__RECORDS TO PROCESS__
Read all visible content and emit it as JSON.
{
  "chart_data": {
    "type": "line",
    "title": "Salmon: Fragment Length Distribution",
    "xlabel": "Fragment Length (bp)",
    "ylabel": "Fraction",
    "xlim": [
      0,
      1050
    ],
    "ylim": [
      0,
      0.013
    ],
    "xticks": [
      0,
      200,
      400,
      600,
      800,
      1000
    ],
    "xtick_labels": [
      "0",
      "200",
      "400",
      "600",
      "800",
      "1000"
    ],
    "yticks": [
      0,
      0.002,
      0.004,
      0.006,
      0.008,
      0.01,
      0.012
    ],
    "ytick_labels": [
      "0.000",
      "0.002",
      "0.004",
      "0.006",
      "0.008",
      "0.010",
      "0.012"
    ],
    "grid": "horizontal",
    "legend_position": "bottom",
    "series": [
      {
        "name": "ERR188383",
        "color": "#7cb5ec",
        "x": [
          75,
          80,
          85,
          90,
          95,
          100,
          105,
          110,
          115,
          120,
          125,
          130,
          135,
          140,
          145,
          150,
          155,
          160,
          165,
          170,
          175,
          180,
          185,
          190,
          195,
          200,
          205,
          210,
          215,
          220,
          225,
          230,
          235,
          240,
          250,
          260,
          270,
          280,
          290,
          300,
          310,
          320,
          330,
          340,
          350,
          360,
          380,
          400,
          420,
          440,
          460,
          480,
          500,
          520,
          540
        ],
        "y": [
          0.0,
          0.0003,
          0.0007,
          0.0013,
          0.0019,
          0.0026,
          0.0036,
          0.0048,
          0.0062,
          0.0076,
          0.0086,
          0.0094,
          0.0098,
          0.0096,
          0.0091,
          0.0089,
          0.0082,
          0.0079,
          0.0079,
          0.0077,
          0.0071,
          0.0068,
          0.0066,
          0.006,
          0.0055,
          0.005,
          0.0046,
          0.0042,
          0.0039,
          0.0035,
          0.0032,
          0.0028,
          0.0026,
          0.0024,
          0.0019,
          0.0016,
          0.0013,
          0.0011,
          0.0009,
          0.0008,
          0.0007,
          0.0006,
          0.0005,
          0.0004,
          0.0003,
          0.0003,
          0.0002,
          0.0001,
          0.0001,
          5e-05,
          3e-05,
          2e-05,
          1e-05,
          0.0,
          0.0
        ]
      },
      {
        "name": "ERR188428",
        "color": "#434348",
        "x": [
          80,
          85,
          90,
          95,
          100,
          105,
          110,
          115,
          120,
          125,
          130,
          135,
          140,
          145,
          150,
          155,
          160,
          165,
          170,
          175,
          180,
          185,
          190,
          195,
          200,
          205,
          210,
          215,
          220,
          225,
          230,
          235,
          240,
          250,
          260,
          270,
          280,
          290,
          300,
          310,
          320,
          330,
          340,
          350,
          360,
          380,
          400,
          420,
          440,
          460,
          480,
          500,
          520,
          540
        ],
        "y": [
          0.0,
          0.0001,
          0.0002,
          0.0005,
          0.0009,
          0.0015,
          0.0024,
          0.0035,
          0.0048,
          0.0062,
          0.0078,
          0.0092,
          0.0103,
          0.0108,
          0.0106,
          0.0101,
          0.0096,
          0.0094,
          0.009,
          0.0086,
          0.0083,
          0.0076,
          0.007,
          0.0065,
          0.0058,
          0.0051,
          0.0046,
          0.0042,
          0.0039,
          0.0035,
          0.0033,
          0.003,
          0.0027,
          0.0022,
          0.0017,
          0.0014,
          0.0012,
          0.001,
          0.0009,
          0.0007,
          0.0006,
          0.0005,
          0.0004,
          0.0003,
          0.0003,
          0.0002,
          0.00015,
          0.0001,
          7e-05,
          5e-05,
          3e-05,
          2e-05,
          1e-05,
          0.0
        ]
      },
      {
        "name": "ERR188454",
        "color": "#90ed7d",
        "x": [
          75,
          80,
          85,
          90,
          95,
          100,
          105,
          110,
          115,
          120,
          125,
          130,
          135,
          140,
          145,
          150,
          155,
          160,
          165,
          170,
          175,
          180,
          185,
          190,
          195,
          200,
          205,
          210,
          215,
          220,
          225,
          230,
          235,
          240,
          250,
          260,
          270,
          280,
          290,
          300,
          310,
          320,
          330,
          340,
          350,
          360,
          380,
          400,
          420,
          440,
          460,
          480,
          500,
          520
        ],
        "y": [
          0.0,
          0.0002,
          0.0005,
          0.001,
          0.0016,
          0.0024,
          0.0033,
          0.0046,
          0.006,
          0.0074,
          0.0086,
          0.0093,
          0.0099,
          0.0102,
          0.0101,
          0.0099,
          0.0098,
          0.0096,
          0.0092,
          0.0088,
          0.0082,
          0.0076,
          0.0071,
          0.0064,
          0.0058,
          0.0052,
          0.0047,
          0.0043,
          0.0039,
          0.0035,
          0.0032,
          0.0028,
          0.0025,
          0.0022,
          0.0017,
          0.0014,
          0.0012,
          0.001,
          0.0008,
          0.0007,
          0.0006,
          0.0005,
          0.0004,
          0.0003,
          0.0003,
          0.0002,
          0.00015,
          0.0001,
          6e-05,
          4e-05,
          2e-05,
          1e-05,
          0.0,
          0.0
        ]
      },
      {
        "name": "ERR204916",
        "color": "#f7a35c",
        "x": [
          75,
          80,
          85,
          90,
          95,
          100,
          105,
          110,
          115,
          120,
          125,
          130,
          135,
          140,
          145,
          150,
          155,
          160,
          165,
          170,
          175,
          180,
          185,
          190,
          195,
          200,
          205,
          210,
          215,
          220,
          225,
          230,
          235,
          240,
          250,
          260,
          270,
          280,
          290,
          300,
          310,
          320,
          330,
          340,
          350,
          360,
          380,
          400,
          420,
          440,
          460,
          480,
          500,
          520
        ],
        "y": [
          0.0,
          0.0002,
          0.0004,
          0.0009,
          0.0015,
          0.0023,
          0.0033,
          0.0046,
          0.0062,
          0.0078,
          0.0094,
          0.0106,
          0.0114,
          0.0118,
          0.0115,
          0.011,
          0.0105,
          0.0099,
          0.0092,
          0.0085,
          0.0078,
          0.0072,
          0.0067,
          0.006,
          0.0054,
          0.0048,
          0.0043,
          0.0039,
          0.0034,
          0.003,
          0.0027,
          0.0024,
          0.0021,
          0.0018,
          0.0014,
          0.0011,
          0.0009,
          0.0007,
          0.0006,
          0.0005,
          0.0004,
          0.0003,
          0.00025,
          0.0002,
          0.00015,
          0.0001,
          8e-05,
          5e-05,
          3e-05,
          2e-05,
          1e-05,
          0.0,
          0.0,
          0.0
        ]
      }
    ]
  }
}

...

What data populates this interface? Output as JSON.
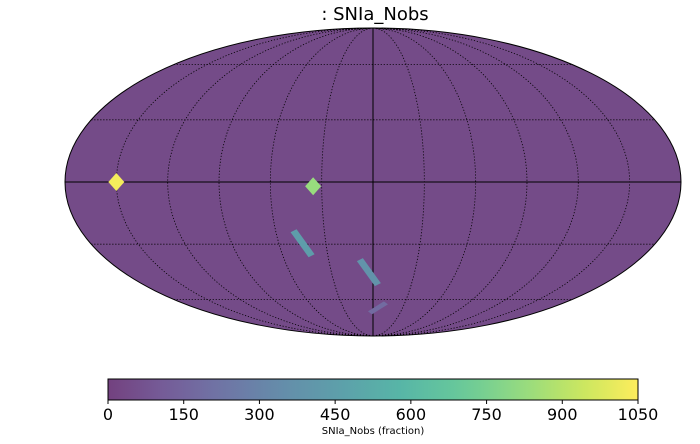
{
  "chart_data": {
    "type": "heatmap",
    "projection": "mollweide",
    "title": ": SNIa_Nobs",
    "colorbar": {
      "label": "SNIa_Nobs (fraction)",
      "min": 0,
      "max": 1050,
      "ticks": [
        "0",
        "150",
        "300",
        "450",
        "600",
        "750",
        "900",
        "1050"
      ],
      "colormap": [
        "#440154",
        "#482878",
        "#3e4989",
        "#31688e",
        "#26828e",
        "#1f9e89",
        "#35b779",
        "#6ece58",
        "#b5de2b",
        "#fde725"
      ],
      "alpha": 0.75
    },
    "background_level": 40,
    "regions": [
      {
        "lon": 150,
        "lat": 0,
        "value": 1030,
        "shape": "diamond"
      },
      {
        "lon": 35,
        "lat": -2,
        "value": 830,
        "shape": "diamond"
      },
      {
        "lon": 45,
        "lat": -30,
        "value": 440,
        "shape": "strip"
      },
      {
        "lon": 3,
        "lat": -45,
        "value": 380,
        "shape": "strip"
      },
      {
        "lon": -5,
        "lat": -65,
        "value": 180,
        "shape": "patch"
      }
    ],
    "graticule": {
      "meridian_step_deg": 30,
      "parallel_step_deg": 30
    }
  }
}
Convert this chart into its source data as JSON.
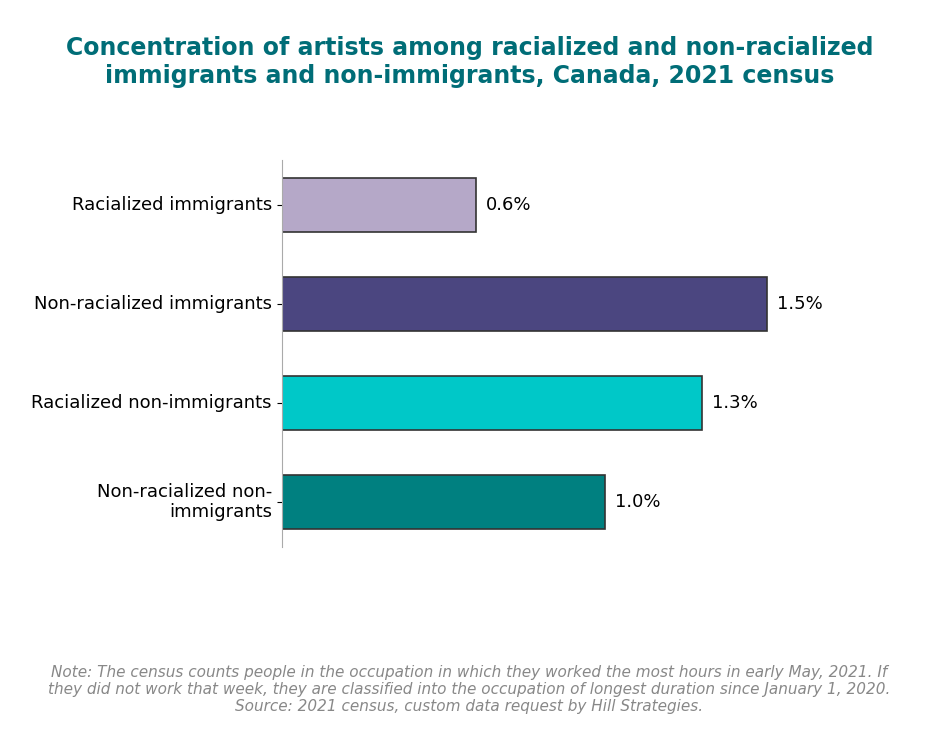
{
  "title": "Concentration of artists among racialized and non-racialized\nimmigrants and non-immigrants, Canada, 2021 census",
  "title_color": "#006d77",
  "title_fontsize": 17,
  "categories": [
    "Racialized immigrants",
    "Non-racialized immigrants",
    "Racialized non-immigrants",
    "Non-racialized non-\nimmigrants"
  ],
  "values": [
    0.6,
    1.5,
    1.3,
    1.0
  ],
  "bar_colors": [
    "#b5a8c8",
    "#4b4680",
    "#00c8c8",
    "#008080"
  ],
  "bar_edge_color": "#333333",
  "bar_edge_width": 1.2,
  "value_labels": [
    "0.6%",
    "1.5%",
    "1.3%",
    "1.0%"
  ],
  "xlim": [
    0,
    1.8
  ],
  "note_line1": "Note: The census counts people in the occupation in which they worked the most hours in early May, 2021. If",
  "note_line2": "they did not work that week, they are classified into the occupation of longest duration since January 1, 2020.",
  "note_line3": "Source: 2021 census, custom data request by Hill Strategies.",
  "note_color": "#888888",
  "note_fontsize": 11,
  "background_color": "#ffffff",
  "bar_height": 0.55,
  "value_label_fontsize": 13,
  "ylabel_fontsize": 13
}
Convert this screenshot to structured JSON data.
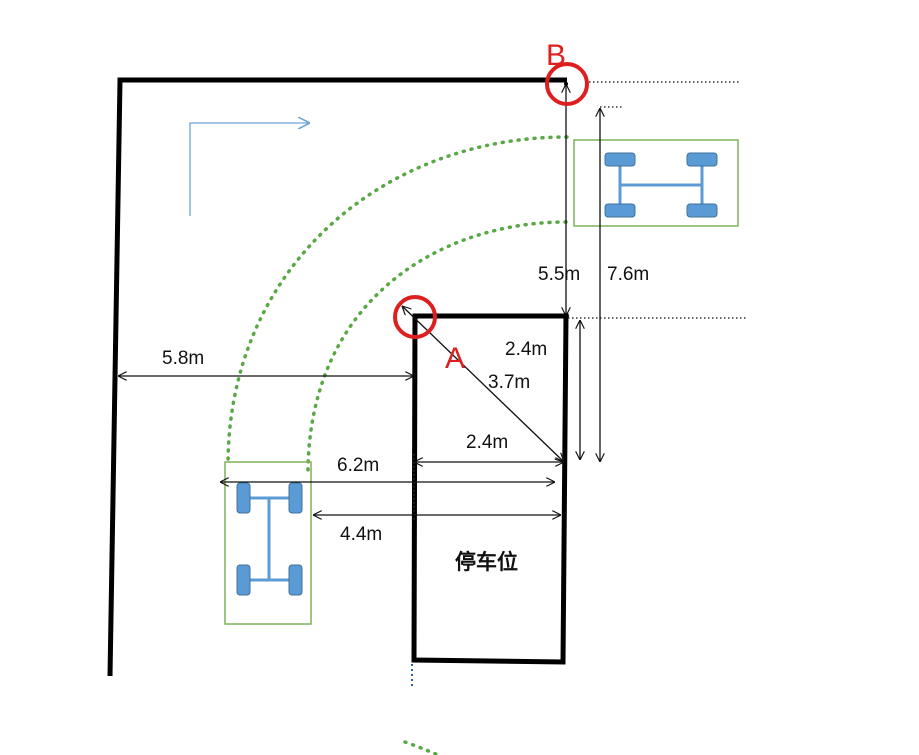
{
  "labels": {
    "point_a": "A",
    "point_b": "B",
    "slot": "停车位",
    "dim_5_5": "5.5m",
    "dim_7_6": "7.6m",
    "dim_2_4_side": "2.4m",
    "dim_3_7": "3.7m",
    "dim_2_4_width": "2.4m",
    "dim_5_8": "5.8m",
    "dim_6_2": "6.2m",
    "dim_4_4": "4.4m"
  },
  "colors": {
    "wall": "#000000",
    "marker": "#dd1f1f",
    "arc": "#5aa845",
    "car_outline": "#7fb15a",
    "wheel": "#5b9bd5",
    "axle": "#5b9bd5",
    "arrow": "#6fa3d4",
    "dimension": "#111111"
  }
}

__WORK REQUIRED__
Write out each line of the data that holds the string "name".

__OUTPUT FOR THIS EXERCISE__
        "name": "ERR188383",
        "name": "ERR188428",
        "name": "ERR188454",
        "name": "ERR204916",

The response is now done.